SET EXERCISE
Lines holding the string "JSON" are the ones to copy from this listing.

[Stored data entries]
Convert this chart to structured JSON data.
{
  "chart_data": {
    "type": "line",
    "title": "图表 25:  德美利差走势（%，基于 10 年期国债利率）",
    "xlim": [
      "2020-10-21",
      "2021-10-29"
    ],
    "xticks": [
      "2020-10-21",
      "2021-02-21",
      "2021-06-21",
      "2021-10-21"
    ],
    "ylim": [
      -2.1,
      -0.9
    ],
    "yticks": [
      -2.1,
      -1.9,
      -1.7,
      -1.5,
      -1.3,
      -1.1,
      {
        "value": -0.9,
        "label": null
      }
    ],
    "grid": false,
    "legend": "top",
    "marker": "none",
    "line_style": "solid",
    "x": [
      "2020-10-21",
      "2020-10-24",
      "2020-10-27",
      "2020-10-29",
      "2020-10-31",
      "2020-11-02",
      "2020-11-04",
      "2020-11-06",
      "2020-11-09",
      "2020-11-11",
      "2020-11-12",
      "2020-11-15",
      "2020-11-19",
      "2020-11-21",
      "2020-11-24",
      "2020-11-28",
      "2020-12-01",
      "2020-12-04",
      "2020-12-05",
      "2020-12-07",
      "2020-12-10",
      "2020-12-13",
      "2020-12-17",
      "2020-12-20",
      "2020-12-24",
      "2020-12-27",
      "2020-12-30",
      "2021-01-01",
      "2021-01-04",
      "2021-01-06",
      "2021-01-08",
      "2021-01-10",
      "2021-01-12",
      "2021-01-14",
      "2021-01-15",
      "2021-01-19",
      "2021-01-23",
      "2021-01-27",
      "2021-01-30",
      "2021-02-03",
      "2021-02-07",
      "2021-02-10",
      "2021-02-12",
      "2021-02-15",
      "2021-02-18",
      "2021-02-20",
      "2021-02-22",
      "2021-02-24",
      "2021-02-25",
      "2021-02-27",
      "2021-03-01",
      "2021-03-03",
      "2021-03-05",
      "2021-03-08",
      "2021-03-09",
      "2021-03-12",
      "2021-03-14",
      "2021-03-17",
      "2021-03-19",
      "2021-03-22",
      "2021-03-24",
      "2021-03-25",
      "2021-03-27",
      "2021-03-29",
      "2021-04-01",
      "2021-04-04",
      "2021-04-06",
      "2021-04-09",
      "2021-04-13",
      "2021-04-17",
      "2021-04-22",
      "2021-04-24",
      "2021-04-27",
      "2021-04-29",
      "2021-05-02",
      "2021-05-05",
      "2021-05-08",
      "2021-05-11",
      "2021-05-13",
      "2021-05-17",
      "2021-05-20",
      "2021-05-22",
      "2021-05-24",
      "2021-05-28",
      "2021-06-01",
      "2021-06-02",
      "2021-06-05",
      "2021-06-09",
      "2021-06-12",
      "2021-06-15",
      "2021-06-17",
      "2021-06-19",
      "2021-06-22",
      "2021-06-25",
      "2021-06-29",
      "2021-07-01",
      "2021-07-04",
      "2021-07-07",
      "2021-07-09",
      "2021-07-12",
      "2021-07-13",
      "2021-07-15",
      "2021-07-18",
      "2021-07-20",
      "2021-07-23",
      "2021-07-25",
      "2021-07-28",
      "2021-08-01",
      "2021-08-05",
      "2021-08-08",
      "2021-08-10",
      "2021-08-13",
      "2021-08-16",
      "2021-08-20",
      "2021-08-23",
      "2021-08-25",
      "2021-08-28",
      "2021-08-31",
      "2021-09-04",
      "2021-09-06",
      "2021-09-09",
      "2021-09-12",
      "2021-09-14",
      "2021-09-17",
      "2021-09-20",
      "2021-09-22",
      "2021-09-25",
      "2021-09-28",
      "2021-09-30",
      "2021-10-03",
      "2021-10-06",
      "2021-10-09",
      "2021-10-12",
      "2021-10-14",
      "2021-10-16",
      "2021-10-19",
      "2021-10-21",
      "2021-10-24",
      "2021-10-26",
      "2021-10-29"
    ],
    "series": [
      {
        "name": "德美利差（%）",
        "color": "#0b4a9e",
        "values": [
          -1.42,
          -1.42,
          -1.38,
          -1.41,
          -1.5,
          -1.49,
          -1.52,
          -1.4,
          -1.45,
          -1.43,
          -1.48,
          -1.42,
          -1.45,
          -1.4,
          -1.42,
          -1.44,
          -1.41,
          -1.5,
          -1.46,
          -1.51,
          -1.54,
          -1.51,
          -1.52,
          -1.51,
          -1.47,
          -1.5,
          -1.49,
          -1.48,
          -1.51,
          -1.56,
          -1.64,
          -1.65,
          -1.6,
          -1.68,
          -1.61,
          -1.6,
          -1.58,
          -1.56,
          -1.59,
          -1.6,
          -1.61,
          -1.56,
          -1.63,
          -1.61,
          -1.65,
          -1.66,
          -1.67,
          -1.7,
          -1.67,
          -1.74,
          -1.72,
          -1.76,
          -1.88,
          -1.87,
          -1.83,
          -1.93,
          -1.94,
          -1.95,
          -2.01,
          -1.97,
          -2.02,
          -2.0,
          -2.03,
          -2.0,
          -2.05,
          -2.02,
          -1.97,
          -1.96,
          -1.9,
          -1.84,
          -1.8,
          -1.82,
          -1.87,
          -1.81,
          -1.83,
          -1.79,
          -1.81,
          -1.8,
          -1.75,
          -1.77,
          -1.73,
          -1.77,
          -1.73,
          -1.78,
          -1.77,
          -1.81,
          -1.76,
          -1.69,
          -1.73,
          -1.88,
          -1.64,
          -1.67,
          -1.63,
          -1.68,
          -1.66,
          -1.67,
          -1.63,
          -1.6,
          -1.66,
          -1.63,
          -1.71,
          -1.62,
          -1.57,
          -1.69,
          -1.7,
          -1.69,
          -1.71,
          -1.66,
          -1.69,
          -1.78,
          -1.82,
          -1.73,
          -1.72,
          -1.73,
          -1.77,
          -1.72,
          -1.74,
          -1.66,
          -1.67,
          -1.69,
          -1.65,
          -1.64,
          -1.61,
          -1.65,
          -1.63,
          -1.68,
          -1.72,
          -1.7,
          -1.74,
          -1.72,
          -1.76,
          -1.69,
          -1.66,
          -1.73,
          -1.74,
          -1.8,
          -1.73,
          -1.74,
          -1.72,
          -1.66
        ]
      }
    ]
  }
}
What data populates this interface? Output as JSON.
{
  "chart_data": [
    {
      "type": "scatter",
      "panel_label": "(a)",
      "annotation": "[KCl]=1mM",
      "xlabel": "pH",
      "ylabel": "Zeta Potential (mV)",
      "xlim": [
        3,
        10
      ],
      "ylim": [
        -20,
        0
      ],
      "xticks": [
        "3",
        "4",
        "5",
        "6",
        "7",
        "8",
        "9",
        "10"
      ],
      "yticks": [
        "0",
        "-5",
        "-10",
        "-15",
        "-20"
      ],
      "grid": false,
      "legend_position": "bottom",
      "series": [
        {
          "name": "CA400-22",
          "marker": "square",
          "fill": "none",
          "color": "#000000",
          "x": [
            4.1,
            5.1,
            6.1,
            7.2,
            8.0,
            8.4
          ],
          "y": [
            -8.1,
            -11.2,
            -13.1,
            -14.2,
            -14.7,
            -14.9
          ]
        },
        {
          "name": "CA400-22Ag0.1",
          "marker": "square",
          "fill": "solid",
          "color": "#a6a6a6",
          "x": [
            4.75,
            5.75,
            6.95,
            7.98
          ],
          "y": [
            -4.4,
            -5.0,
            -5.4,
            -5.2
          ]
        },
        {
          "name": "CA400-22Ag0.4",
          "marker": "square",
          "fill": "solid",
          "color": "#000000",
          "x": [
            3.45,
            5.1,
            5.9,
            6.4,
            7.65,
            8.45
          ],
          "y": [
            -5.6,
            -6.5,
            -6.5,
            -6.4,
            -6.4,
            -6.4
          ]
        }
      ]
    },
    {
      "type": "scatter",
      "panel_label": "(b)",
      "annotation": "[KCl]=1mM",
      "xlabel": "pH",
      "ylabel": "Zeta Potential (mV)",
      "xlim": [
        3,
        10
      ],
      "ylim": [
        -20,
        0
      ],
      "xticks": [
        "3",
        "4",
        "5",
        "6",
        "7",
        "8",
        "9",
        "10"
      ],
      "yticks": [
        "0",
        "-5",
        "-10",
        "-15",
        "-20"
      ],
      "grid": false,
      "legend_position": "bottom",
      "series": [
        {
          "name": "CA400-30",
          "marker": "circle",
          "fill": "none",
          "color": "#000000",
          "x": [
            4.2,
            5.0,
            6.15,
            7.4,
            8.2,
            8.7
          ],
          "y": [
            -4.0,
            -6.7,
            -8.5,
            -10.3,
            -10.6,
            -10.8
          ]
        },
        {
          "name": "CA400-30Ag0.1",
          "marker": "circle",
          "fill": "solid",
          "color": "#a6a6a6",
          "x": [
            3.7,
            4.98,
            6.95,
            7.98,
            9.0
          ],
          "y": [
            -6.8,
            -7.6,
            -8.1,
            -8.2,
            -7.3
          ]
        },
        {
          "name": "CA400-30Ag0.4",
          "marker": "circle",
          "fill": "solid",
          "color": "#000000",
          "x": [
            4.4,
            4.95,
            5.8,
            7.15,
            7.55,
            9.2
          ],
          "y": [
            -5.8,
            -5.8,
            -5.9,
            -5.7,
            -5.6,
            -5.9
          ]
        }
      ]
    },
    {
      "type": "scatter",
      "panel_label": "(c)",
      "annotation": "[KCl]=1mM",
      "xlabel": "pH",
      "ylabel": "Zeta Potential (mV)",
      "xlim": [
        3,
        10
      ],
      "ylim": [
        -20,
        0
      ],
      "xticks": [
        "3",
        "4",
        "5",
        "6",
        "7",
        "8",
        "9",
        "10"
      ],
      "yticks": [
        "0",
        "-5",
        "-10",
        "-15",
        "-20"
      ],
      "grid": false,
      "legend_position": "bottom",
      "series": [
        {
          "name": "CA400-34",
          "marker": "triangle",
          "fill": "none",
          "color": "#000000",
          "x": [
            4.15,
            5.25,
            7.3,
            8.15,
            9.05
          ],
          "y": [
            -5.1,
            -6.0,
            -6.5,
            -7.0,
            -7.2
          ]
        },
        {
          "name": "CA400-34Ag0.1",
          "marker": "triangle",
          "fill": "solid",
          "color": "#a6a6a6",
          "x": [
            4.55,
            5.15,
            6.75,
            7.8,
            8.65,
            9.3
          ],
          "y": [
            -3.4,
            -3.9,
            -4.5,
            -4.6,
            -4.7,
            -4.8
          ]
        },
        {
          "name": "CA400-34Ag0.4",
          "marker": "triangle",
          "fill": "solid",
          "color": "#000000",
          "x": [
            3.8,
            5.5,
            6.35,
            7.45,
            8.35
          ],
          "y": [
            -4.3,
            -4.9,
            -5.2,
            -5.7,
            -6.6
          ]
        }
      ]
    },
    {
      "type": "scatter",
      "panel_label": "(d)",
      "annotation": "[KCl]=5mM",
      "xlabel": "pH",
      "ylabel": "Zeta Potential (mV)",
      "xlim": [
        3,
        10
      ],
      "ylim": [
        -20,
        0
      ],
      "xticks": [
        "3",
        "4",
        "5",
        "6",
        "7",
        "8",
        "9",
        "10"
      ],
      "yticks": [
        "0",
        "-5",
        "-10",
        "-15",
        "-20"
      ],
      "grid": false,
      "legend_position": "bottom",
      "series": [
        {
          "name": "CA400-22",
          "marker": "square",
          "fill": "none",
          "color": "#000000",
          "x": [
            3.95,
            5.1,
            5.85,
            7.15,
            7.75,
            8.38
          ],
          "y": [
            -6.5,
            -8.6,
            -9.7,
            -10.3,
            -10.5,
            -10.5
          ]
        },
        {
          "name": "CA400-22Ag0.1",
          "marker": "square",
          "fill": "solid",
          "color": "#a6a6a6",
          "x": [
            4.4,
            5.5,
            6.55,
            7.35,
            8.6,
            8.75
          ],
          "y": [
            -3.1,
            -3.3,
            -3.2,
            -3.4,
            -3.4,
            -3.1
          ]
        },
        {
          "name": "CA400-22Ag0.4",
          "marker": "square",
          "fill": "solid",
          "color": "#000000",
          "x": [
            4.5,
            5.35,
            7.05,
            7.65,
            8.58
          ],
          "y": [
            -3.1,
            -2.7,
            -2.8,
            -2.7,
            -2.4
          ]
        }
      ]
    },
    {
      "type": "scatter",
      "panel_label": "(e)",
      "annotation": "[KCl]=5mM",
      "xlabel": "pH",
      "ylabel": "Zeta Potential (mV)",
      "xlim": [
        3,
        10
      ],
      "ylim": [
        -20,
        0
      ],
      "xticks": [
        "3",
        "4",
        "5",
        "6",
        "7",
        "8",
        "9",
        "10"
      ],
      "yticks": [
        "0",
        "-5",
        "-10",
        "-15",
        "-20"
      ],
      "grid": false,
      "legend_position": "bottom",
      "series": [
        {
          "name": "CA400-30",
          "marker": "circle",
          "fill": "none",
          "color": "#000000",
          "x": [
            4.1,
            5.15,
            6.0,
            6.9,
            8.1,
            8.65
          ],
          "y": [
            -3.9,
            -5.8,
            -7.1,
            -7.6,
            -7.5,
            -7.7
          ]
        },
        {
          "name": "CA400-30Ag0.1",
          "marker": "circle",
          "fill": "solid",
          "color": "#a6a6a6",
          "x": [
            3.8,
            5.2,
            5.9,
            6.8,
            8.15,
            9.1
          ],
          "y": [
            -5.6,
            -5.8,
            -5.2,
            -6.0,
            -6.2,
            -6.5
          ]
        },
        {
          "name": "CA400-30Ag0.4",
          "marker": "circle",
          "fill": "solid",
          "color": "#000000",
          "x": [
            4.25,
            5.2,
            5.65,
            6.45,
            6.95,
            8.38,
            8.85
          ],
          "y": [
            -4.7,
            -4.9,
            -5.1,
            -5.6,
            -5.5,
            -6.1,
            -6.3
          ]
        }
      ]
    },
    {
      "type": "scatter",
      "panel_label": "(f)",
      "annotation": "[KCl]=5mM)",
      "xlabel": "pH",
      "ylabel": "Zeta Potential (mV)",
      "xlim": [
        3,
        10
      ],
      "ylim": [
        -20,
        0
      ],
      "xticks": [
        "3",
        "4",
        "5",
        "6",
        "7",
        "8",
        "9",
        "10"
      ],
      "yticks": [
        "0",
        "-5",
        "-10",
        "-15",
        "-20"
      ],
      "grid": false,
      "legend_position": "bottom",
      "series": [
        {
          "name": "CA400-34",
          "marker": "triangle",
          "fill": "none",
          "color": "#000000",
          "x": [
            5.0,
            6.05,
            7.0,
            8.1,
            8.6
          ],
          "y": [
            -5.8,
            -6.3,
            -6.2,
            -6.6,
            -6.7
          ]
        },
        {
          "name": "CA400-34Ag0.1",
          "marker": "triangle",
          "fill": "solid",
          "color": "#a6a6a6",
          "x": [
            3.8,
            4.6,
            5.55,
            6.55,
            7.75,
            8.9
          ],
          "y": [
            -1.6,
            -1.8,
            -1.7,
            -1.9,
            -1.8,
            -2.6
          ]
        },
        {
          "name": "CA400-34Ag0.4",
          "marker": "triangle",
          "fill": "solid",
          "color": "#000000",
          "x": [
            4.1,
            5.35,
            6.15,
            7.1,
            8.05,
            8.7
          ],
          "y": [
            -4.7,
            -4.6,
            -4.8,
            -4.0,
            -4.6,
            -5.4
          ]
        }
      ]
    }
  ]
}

SOLUTION FOR THIS EXERCISE
Convert this chart to structured JSON data.
What data populates this interface? Output as JSON.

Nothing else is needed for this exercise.